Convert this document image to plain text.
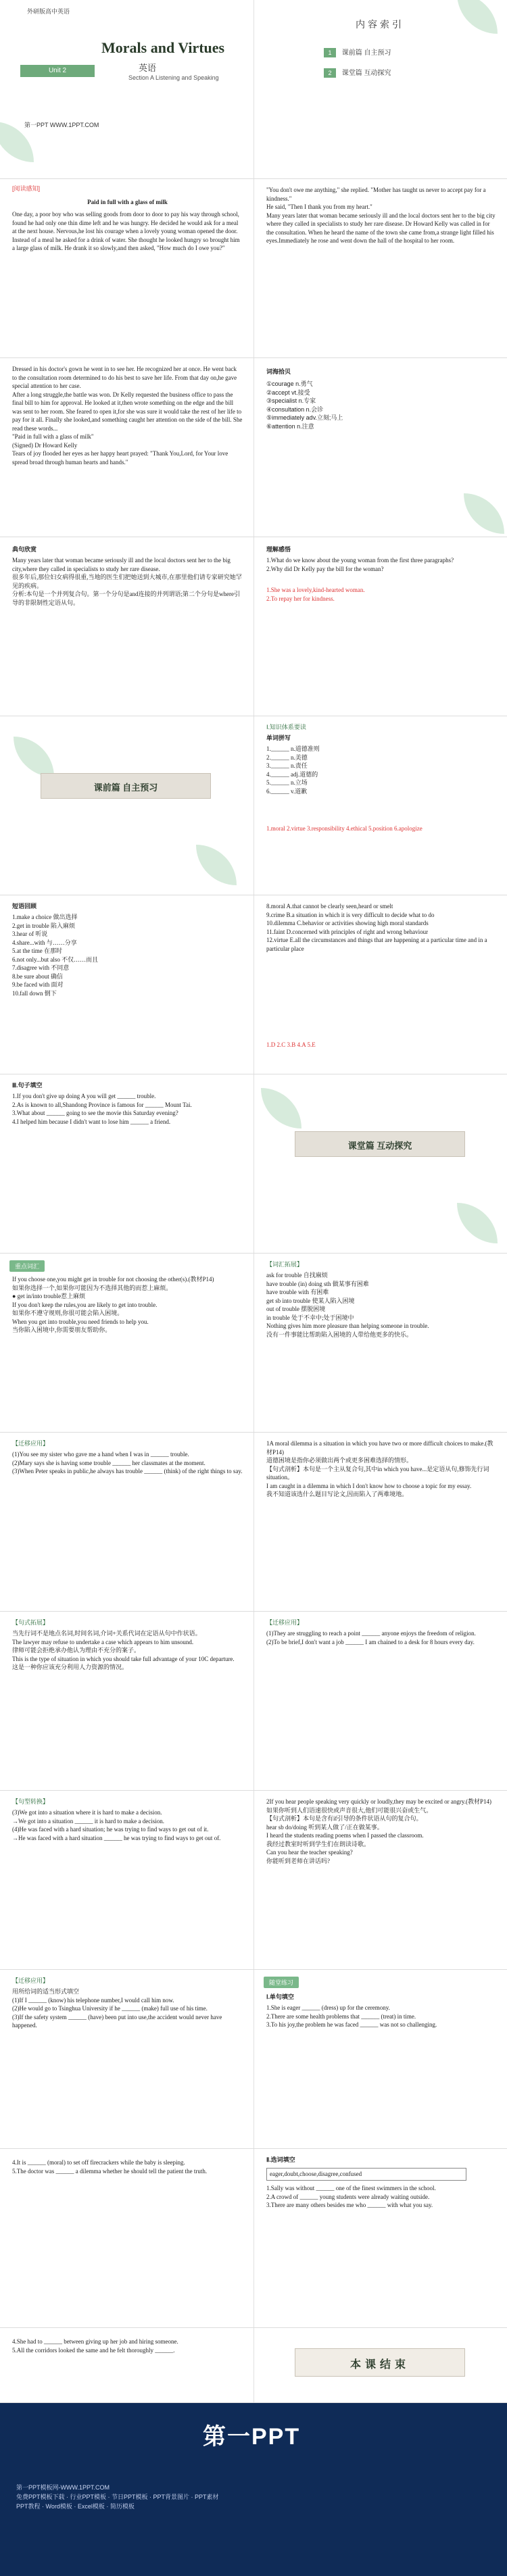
外研版高中英语
Morals and Virtues
Unit 2	英语
Section A Listening and Speaking
第一PPT WWW.1PPT.COM
内容索引
1 课前篇 自主预习
2 课堂篇 互动探究
[阅读感知]
Paid in full with a glass of milk
One day, a poor boy who was selling goods from door to door to pay his way through school, found he had only one thin dime left and he was hungry. He decided he would ask for a meal at the next house. Nervous,he lost his courage when a lovely young woman opened the door.
Instead of a meal he asked for a drink of water. She thought he looked hungry so brought him a large glass of milk. He drank it so slowly,and then asked, "How much do I owe you?"
"You don't owe me anything," she replied. "Mother has taught us never to accept pay for a kindness."
He said, "Then I thank you from my heart."
Many years later that woman became seriously ill and the local doctors sent her to the big city where they called in specialists to study her rare disease. Dr Howard Kelly was called in for the consultation. When he heard the name of the town she came from,a strange light filled his eyes.Immediately he rose and went down the hall of the hospital to her room.
Dressed in his doctor's gown he went in to see her. He recognized her at once. He went back to the consultation room determined to do his best to save her life. From that day on,he gave special attention to her case.
After a long struggle,the battle was won. Dr Kelly requested the business office to pass the final bill to him for approval. He looked at it,then wrote something on the edge and the bill was sent to her room. She feared to open it,for she was sure it would take the rest of her life to pay for it all. Finally she looked,and something caught her attention on the side of the bill. She read these words...
"Paid in full with a glass of milk"
(Signed) Dr Howard Kelly
Tears of joy flooded her eyes as her happy heart prayed: "Thank You,Lord, for Your love spread broad through human hearts and hands."
词海拾贝
①courage n.勇气
②accept vt.接受
③specialist n.专家
④consultation n.会诊
⑤immediately adv.立刻;马上
⑥attention n.注意
典句欣赏
Many years later that woman became seriously ill and the local doctors sent her to the big city,where they called in specialists to study her rare disease.
很多年后,那位妇女病得很重,当地的医生们把她送到大城市,在那里他们请专家研究她罕见的疾病。
分析:本句是一个并列复合句。第一个分句是and连接的并列谓语;第二个分句是where引导的非限制性定语从句。
理解感悟
1.What do we know about the young woman from the first three paragraphs?
2.Why did Dr Kelly pay the bill for the woman?
1.She was a lovely,kind-hearted woman.
2.To repay her for kindness.
课前篇 自主预习
Ⅰ.知识体系要读
单词拼写
1.______ n.道德准则
2.______ n.美德
3.______ n.责任
4.______ adj.道德的
5.______ n.立场
6.______ v.道歉
1.moral 2.virtue 3.responsibility 4.ethical 5.position 6.apologize
短语回顾
1.make a choice 做出选择
2.get in trouble 陷入麻烦
3.hear of 听说
4.share...with 与……分享
5.at the time 在那时
6.not only...but also 不仅……而且
7.disagree with 不同意
8.be sure about 确信
9.be faced with 面对
10.fall down 倒下
8.moral A.that cannot be clearly seen,heard or smelt
9.crime B.a situation in which it is very difficult to decide what to do
10.dilemma C.behavior or activities showing high moral standards
11.faint D.concerned with principles of right and wrong behaviour
12.virtue E.all the circumstances and things that are happening at a particular time and in a particular place
1.D 2.C 3.B 4.A 5.E
Ⅲ.句子填空
1.If you don't give up doing A you will get ______ trouble.
2.As is known to all,Shandong Province is famous for ______ Mount Tai.
3.What about ______ going to see the movie this Saturday evening?
4.I helped him because I didn't want to lose him ______ a friend.
课堂篇 互动探究
重点词汇
If you choose one,you might get in trouble for not choosing the other(s).(教材P14)
如果你选择一个,如果你可能因为不选择其他的而惹上麻烦。
● get in/into trouble惹上麻烦
If you don't keep the rules,you are likely to get into trouble.
如果你不遵守规则,你很可能会陷入困境。
When you get into trouble,you need friends to help you.
当你陷入困境中,你需要朋友帮助你。
【词汇拓展】
ask for trouble 自找麻烦
have trouble (in) doing sth 做某事有困难
have trouble with 有困难
get sb into trouble 使某人陷入困境
out of trouble 摆脱困境
in trouble 处于不幸中;处于困境中
Nothing gives him more pleasure than helping someone in trouble.
没有一件事能比帮助陷入困境的人带给他更多的快乐。
【迁移应用】
(1)You see my sister who gave me a hand when I was in ______ trouble.
(2)Mary says she is having some trouble ______ her classmates at the moment.
(3)When Peter speaks in public,he always has trouble ______ (think) of the right things to say.
1A moral dilemma is a situation in which you have two or more difficult choices to make.(教材P14)
道德困境是指你必须做出两个或更多困难选择的情形。
【句式剖析】本句是一个主从复合句,其中in which you have...是定语从句,修饰先行词situation。
I am caught in a dilemma in which I don't know how to choose a topic for my essay.
我不知道该选什么题目写论文,因而陷入了两难境地。
【句式拓展】
当先行词不是地点名词,时间名词,介词+关系代词在定语从句中作状语。
The lawyer may refuse to undertake a case which appears to him unsound.
律师可能会拒绝承办他认为理由不充分的案子。
This is the type of situation in which you should take full advantage of your 10C departure.
这是一种你应该充分利用人力资源的情况。
【迁移应用】
(1)They are struggling to reach a point ______ anyone enjoys the freedom of religion.
(2)To be brief,I don't want a job ______ I am chained to a desk for 8 hours every day.
【句型转换】
(3)We got into a situation where it is hard to make a decision.
→We got into a situation ______ it is hard to make a decision.
(4)He was faced with a hard situation; he was trying to find ways to get out of it.
→He was faced with a hard situation ______ he was trying to find ways to get out of.
2If you hear people speaking very quickly or loudly,they may be excited or angry.(教材P14)
如果你听到人们语速很快或声音很大,他们可能很兴奋或生气。
【句式剖析】本句是含有if引导的条件状语从句的复合句。
hear sb do/doing 听到某人做了/正在做某事。
I heard the students reading poems when I passed the classroom.
我经过教室时听到学生们在朗读诗歌。
Can you hear the teacher speaking?
你能听到老师在讲话吗?
【迁移应用】
用所给词的适当形式填空
(1)If I ______ (know) his telephone number,I would call him now.
(2)He would go to Tsinghua University if he ______ (make) full use of his time.
(3)If the safety system ______ (have) been put into use,the accident would never have happened.
随堂练习
Ⅰ.单句填空
1.She is eager ______ (dress) up for the ceremony.
2.There are some health problems that ______ (treat) in time.
3.To his joy,the problem he was faced ______ was not so challenging.
4.It is ______ (moral) to set off firecrackers while the baby is sleeping.
5.The doctor was ______ a dilemma whether he should tell the patient the truth.
Ⅱ.选词填空
eager,doubt,choose,disagree,confused
1.Sally was without ______ one of the finest swimmers in the school.
2.A crowd of ______ young students were already waiting outside.
3.There are many others besides me who ______ with what you say.
4.She had to ______ between giving up her job and hiring someone.
5.All the corridors looked the same and he felt thoroughly ______.
本课结束
第一PPT
第一PPT模板网-WWW.1PPT.COM
免费PPT模板下载 · 行业PPT模板 · 节日PPT模板 · PPT背景图片 · PPT素材
PPT教程 · Word模板 · Excel模板 · 简历模板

════

### WORK TO COMPLETE
The data should be printed again unchanged; leave its pictures out.

### ANSWER IN FULL
Convert this document image to plain text.
外研版高中英语
Morals and Virtues
Unit 2	英语
Section A Listening and Speaking
第一PPT WWW.1PPT.COM
内容索引
1 课前篇 自主预习
2 课堂篇 互动探究
[阅读感知]
Paid in full with a glass of milk
One day, a poor boy who was selling goods from door to door to pay his way through school, found he had only one thin dime left and he was hungry. He decided he would ask for a meal at the next house. Nervous,he lost his courage when a lovely young woman opened the door.
Instead of a meal he asked for a drink of water. She thought he looked hungry so brought him a large glass of milk. He drank it so slowly,and then asked, "How much do I owe you?"
"You don't owe me anything," she replied. "Mother has taught us never to accept pay for a kindness."
He said, "Then I thank you from my heart."
Many years later that woman became seriously ill and the local doctors sent her to the big city where they called in specialists to study her rare disease. Dr Howard Kelly was called in for the consultation. When he heard the name of the town she came from,a strange light filled his eyes.Immediately he rose and went down the hall of the hospital to her room.
Dressed in his doctor's gown he went in to see her. He recognized her at once. He went back to the consultation room determined to do his best to save her life. From that day on,he gave special attention to her case.
After a long struggle,the battle was won. Dr Kelly requested the business office to pass the final bill to him for approval. He looked at it,then wrote something on the edge and the bill was sent to her room. She feared to open it,for she was sure it would take the rest of her life to pay for it all. Finally she looked,and something caught her attention on the side of the bill. She read these words...
"Paid in full with a glass of milk"
(Signed) Dr Howard Kelly
Tears of joy flooded her eyes as her happy heart prayed: "Thank You,Lord, for Your love spread broad through human hearts and hands."
词海拾贝
①courage n.勇气
②accept vt.接受
③specialist n.专家
④consultation n.会诊
⑤immediately adv.立刻;马上
⑥attention n.注意
典句欣赏
Many years later that woman became seriously ill and the local doctors sent her to the big city,where they called in specialists to study her rare disease.
很多年后,那位妇女病得很重,当地的医生们把她送到大城市,在那里他们请专家研究她罕见的疾病。
分析:本句是一个并列复合句。第一个分句是and连接的并列谓语;第二个分句是where引导的非限制性定语从句。
理解感悟
1.What do we know about the young woman from the first three paragraphs?
2.Why did Dr Kelly pay the bill for the woman?
1.She was a lovely,kind-hearted woman.
2.To repay her for kindness.
课前篇 自主预习
Ⅰ.知识体系要读
单词拼写
1.______ n.道德准则
2.______ n.美德
3.______ n.责任
4.______ adj.道德的
5.______ n.立场
6.______ v.道歉
1.moral 2.virtue 3.responsibility 4.ethical 5.position 6.apologize
短语回顾
1.make a choice 做出选择
2.get in trouble 陷入麻烦
3.hear of 听说
4.share...with 与……分享
5.at the time 在那时
6.not only...but also 不仅……而且
7.disagree with 不同意
8.be sure about 确信
9.be faced with 面对
10.fall down 倒下
8.moral A.that cannot be clearly seen,heard or smelt
9.crime B.a situation in which it is very difficult to decide what to do
10.dilemma C.behavior or activities showing high moral standards
11.faint D.concerned with principles of right and wrong behaviour
12.virtue E.all the circumstances and things that are happening at a particular time and in a particular place
1.D 2.C 3.B 4.A 5.E
Ⅲ.句子填空
1.If you don't give up doing A you will get ______ trouble.
2.As is known to all,Shandong Province is famous for ______ Mount Tai.
3.What about ______ going to see the movie this Saturday evening?
4.I helped him because I didn't want to lose him ______ a friend.
课堂篇 互动探究
重点词汇
If you choose one,you might get in trouble for not choosing the other(s).(教材P14)
如果你选择一个,如果你可能因为不选择其他的而惹上麻烦。
● get in/into trouble惹上麻烦
If you don't keep the rules,you are likely to get into trouble.
如果你不遵守规则,你很可能会陷入困境。
When you get into trouble,you need friends to help you.
当你陷入困境中,你需要朋友帮助你。
【词汇拓展】
ask for trouble 自找麻烦
have trouble (in) doing sth 做某事有困难
have trouble with 有困难
get sb into trouble 使某人陷入困境
out of trouble 摆脱困境
in trouble 处于不幸中;处于困境中
Nothing gives him more pleasure than helping someone in trouble.
没有一件事能比帮助陷入困境的人带给他更多的快乐。
【迁移应用】
(1)You see my sister who gave me a hand when I was in ______ trouble.
(2)Mary says she is having some trouble ______ her classmates at the moment.
(3)When Peter speaks in public,he always has trouble ______ (think) of the right things to say.
1A moral dilemma is a situation in which you have two or more difficult choices to make.(教材P14)
道德困境是指你必须做出两个或更多困难选择的情形。
【句式剖析】本句是一个主从复合句,其中in which you have...是定语从句,修饰先行词situation。
I am caught in a dilemma in which I don't know how to choose a topic for my essay.
我不知道该选什么题目写论文,因而陷入了两难境地。
【句式拓展】
当先行词不是地点名词,时间名词,介词+关系代词在定语从句中作状语。
The lawyer may refuse to undertake a case which appears to him unsound.
律师可能会拒绝承办他认为理由不充分的案子。
This is the type of situation in which you should take full advantage of your 10C departure.
这是一种你应该充分利用人力资源的情况。
【迁移应用】
(1)They are struggling to reach a point ______ anyone enjoys the freedom of religion.
(2)To be brief,I don't want a job ______ I am chained to a desk for 8 hours every day.
【句型转换】
(3)We got into a situation where it is hard to make a decision.
→We got into a situation ______ it is hard to make a decision.
(4)He was faced with a hard situation; he was trying to find ways to get out of it.
→He was faced with a hard situation ______ he was trying to find ways to get out of.
2If you hear people speaking very quickly or loudly,they may be excited or angry.(教材P14)
如果你听到人们语速很快或声音很大,他们可能很兴奋或生气。
【句式剖析】本句是含有if引导的条件状语从句的复合句。
hear sb do/doing 听到某人做了/正在做某事。
I heard the students reading poems when I passed the classroom.
我经过教室时听到学生们在朗读诗歌。
Can you hear the teacher speaking?
你能听到老师在讲话吗?
【迁移应用】
用所给词的适当形式填空
(1)If I ______ (know) his telephone number,I would call him now.
(2)He would go to Tsinghua University if he ______ (make) full use of his time.
(3)If the safety system ______ (have) been put into use,the accident would never have happened.
随堂练习
Ⅰ.单句填空
1.She is eager ______ (dress) up for the ceremony.
2.There are some health problems that ______ (treat) in time.
3.To his joy,the problem he was faced ______ was not so challenging.
4.It is ______ (moral) to set off firecrackers while the baby is sleeping.
5.The doctor was ______ a dilemma whether he should tell the patient the truth.
Ⅱ.选词填空
eager,doubt,choose,disagree,confused
1.Sally was without ______ one of the finest swimmers in the school.
2.A crowd of ______ young students were already waiting outside.
3.There are many others besides me who ______ with what you say.
4.She had to ______ between giving up her job and hiring someone.
5.All the corridors looked the same and he felt thoroughly ______.
本课结束
第一PPT
第一PPT模板网-WWW.1PPT.COM
免费PPT模板下载 · 行业PPT模板 · 节日PPT模板 · PPT背景图片 · PPT素材
PPT教程 · Word模板 · Excel模板 · 简历模板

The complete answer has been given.